REQUIREMENTS
Your answer should be a single number: the count of lines holding the word "Report".

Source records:
[START]
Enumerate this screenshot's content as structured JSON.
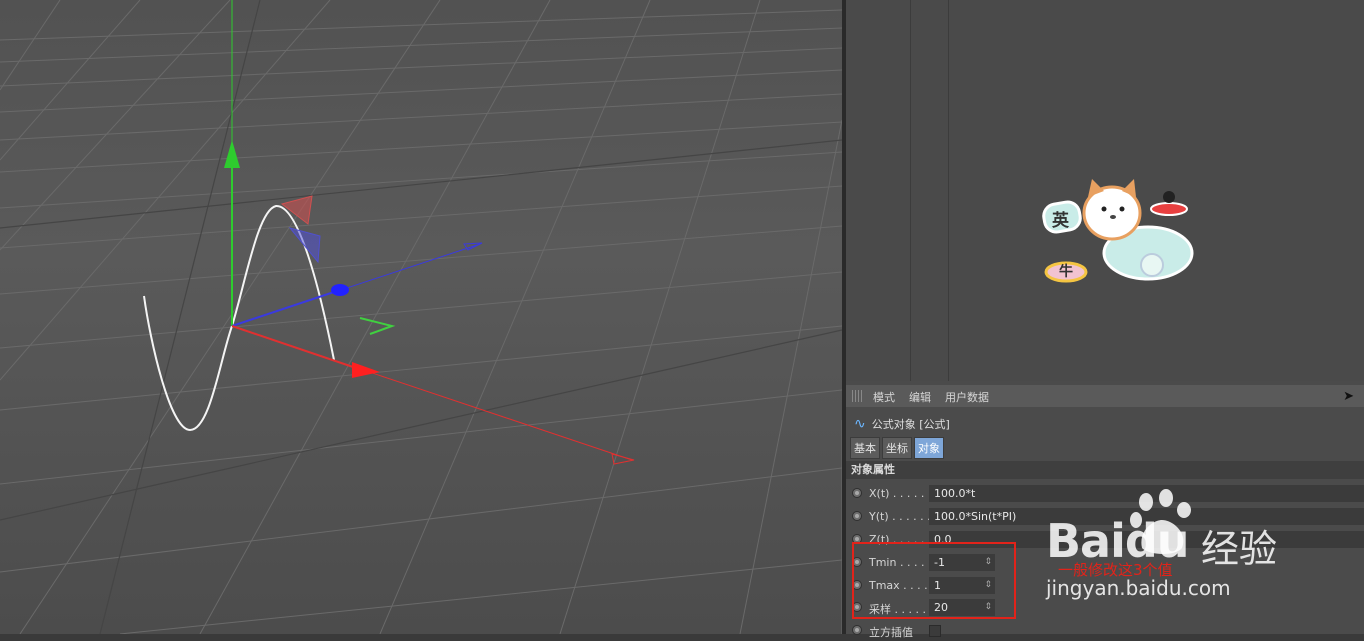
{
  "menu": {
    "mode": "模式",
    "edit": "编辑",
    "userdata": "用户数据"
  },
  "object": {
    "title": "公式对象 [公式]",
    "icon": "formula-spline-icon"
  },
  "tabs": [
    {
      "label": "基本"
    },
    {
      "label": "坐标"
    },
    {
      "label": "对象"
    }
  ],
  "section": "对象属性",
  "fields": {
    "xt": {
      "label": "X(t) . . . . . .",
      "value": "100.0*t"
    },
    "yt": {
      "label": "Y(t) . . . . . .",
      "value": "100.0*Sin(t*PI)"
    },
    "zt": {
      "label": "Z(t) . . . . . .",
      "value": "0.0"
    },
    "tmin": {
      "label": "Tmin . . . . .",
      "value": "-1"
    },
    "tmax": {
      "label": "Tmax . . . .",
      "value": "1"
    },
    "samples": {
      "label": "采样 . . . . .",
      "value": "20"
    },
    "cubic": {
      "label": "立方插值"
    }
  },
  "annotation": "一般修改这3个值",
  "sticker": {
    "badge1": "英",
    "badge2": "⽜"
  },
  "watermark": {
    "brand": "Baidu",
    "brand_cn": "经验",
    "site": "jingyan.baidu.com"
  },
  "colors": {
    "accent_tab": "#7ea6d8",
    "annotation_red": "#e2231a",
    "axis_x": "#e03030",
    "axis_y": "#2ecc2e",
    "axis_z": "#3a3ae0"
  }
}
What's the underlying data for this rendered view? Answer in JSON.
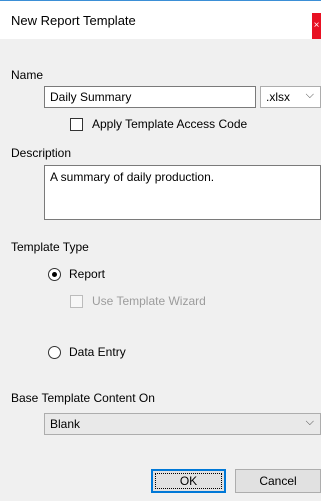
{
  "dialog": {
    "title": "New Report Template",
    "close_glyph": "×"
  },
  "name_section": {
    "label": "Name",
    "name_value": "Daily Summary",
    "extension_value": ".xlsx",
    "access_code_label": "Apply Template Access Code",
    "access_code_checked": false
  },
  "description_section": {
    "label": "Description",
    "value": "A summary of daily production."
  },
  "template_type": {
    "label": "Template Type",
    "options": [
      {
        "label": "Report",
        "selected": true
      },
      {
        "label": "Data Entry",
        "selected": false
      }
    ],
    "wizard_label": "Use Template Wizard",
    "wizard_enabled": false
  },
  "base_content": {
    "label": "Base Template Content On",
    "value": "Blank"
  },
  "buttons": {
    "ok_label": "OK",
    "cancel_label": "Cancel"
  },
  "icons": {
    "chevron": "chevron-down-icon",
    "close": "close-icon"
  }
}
[END]
[START]
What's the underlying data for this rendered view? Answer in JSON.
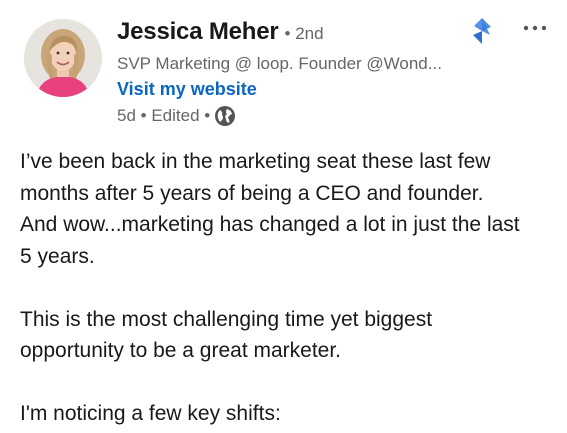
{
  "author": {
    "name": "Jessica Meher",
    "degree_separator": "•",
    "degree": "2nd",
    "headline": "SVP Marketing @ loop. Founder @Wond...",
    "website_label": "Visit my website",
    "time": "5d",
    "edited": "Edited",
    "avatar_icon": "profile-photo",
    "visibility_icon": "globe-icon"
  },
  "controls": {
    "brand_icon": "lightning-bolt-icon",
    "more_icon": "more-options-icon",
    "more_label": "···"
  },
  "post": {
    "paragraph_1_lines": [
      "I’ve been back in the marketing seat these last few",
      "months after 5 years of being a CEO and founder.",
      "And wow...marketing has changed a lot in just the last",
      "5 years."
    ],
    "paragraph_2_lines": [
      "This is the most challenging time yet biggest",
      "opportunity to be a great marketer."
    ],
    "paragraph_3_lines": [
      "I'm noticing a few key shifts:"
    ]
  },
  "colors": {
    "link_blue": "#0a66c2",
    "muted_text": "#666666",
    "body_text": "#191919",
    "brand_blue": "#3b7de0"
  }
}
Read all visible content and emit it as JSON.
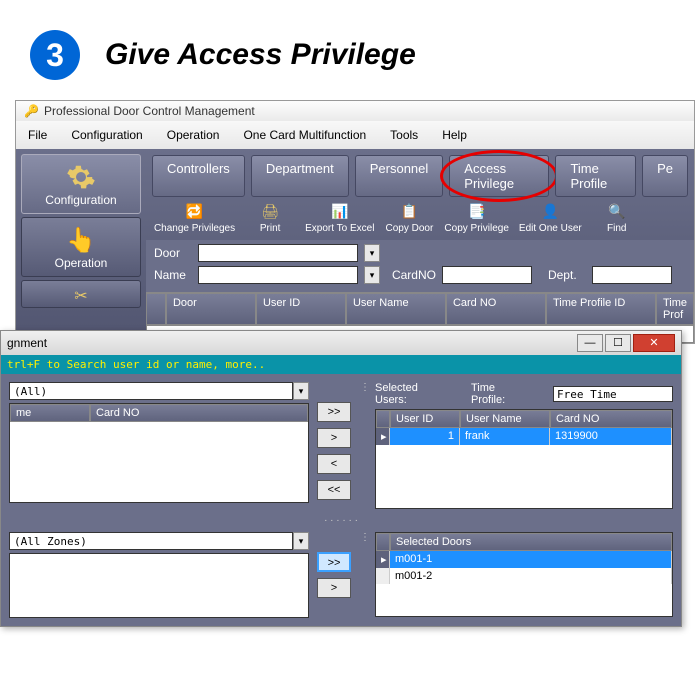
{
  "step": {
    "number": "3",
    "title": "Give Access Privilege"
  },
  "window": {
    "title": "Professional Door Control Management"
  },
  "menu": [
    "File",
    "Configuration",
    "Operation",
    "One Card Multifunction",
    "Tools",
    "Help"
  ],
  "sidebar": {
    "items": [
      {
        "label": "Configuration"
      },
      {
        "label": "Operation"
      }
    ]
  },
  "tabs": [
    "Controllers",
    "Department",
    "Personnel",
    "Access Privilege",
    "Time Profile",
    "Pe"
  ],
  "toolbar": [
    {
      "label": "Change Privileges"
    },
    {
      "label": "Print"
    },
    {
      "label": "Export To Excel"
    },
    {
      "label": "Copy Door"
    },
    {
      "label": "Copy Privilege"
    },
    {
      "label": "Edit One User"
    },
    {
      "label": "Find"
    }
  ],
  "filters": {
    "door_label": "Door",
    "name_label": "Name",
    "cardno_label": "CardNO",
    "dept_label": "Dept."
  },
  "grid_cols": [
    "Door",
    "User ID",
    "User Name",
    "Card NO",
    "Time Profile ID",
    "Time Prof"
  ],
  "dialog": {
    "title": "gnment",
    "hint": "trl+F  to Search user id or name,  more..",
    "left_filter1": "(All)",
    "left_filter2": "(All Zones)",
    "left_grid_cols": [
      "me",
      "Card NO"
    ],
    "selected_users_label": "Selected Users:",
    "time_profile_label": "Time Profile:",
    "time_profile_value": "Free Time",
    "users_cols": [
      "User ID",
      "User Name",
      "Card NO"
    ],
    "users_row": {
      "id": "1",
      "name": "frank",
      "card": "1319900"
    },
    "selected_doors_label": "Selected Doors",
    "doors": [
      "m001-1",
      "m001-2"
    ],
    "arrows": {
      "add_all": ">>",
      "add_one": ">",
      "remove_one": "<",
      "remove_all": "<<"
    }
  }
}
[END]
EXERCISE OUTPUT
2